• **Challenge**: Quote the listing below in its entirety, omitting every image.

• **Records shown**:
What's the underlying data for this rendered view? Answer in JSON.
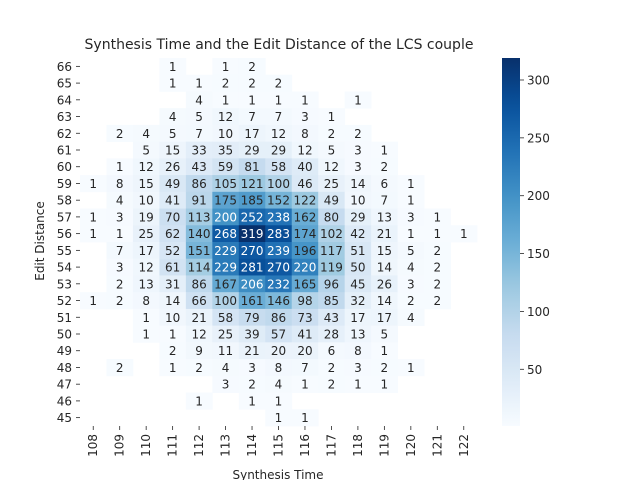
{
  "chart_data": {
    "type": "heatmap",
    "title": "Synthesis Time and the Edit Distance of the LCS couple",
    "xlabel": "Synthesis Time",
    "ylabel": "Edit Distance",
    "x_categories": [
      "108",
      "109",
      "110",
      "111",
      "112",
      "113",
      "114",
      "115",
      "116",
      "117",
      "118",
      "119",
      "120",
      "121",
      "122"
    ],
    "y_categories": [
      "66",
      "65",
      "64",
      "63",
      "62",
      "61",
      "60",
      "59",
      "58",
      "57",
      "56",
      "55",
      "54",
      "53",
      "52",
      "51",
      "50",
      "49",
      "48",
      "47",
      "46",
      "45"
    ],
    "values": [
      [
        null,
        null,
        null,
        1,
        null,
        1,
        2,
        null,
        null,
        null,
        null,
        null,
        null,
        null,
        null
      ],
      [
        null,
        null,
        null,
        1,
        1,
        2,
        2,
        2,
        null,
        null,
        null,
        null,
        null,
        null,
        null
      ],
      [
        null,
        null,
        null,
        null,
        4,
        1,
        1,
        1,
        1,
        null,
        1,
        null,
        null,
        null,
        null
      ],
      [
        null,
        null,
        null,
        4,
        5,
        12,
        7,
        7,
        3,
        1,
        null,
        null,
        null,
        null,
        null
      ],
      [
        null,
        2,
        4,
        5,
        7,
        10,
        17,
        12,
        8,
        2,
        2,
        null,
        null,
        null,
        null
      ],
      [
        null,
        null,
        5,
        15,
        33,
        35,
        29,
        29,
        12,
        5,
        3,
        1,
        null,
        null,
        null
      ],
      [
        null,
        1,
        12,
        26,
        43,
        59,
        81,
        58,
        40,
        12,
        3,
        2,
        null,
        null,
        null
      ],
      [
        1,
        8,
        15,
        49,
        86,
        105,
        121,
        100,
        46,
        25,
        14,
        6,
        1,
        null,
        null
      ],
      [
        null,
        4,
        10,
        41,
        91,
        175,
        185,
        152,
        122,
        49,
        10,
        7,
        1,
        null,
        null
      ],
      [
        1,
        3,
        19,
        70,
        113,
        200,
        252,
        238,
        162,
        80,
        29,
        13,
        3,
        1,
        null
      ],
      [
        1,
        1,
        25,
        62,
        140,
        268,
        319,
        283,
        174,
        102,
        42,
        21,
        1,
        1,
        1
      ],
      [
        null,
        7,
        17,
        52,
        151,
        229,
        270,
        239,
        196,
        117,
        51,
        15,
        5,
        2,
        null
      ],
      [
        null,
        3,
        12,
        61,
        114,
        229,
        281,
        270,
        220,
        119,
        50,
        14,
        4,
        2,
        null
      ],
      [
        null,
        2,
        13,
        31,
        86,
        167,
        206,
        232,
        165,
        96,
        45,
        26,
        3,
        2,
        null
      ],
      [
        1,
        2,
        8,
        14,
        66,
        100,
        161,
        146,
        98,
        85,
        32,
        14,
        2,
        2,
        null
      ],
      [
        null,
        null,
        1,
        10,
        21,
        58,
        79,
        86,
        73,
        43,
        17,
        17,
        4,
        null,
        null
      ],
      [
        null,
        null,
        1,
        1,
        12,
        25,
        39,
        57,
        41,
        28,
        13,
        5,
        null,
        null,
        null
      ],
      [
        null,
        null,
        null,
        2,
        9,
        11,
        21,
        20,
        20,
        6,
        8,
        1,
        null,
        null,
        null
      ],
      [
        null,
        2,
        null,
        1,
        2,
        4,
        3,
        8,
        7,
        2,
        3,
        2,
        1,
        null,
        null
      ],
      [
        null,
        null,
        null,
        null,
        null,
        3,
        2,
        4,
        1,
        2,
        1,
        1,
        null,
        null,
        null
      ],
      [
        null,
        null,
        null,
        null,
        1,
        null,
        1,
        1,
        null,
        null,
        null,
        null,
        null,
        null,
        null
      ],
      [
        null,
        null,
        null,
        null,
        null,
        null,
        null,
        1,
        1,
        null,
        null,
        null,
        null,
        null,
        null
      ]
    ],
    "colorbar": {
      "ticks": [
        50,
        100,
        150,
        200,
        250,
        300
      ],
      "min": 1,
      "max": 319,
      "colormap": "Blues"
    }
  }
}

• **Answer**:
What's the underlying data for this rendered view? Answer in JSON.
{
  "chart_data": {
    "type": "heatmap",
    "title": "Synthesis Time and the Edit Distance of the LCS couple",
    "xlabel": "Synthesis Time",
    "ylabel": "Edit Distance",
    "x_categories": [
      "108",
      "109",
      "110",
      "111",
      "112",
      "113",
      "114",
      "115",
      "116",
      "117",
      "118",
      "119",
      "120",
      "121",
      "122"
    ],
    "y_categories": [
      "66",
      "65",
      "64",
      "63",
      "62",
      "61",
      "60",
      "59",
      "58",
      "57",
      "56",
      "55",
      "54",
      "53",
      "52",
      "51",
      "50",
      "49",
      "48",
      "47",
      "46",
      "45"
    ],
    "values": [
      [
        null,
        null,
        null,
        1,
        null,
        1,
        2,
        null,
        null,
        null,
        null,
        null,
        null,
        null,
        null
      ],
      [
        null,
        null,
        null,
        1,
        1,
        2,
        2,
        2,
        null,
        null,
        null,
        null,
        null,
        null,
        null
      ],
      [
        null,
        null,
        null,
        null,
        4,
        1,
        1,
        1,
        1,
        null,
        1,
        null,
        null,
        null,
        null
      ],
      [
        null,
        null,
        null,
        4,
        5,
        12,
        7,
        7,
        3,
        1,
        null,
        null,
        null,
        null,
        null
      ],
      [
        null,
        2,
        4,
        5,
        7,
        10,
        17,
        12,
        8,
        2,
        2,
        null,
        null,
        null,
        null
      ],
      [
        null,
        null,
        5,
        15,
        33,
        35,
        29,
        29,
        12,
        5,
        3,
        1,
        null,
        null,
        null
      ],
      [
        null,
        1,
        12,
        26,
        43,
        59,
        81,
        58,
        40,
        12,
        3,
        2,
        null,
        null,
        null
      ],
      [
        1,
        8,
        15,
        49,
        86,
        105,
        121,
        100,
        46,
        25,
        14,
        6,
        1,
        null,
        null
      ],
      [
        null,
        4,
        10,
        41,
        91,
        175,
        185,
        152,
        122,
        49,
        10,
        7,
        1,
        null,
        null
      ],
      [
        1,
        3,
        19,
        70,
        113,
        200,
        252,
        238,
        162,
        80,
        29,
        13,
        3,
        1,
        null
      ],
      [
        1,
        1,
        25,
        62,
        140,
        268,
        319,
        283,
        174,
        102,
        42,
        21,
        1,
        1,
        1
      ],
      [
        null,
        7,
        17,
        52,
        151,
        229,
        270,
        239,
        196,
        117,
        51,
        15,
        5,
        2,
        null
      ],
      [
        null,
        3,
        12,
        61,
        114,
        229,
        281,
        270,
        220,
        119,
        50,
        14,
        4,
        2,
        null
      ],
      [
        null,
        2,
        13,
        31,
        86,
        167,
        206,
        232,
        165,
        96,
        45,
        26,
        3,
        2,
        null
      ],
      [
        1,
        2,
        8,
        14,
        66,
        100,
        161,
        146,
        98,
        85,
        32,
        14,
        2,
        2,
        null
      ],
      [
        null,
        null,
        1,
        10,
        21,
        58,
        79,
        86,
        73,
        43,
        17,
        17,
        4,
        null,
        null
      ],
      [
        null,
        null,
        1,
        1,
        12,
        25,
        39,
        57,
        41,
        28,
        13,
        5,
        null,
        null,
        null
      ],
      [
        null,
        null,
        null,
        2,
        9,
        11,
        21,
        20,
        20,
        6,
        8,
        1,
        null,
        null,
        null
      ],
      [
        null,
        2,
        null,
        1,
        2,
        4,
        3,
        8,
        7,
        2,
        3,
        2,
        1,
        null,
        null
      ],
      [
        null,
        null,
        null,
        null,
        null,
        3,
        2,
        4,
        1,
        2,
        1,
        1,
        null,
        null,
        null
      ],
      [
        null,
        null,
        null,
        null,
        1,
        null,
        1,
        1,
        null,
        null,
        null,
        null,
        null,
        null,
        null
      ],
      [
        null,
        null,
        null,
        null,
        null,
        null,
        null,
        1,
        1,
        null,
        null,
        null,
        null,
        null,
        null
      ]
    ],
    "colorbar": {
      "ticks": [
        50,
        100,
        150,
        200,
        250,
        300
      ],
      "min": 1,
      "max": 319,
      "colormap": "Blues"
    }
  }
}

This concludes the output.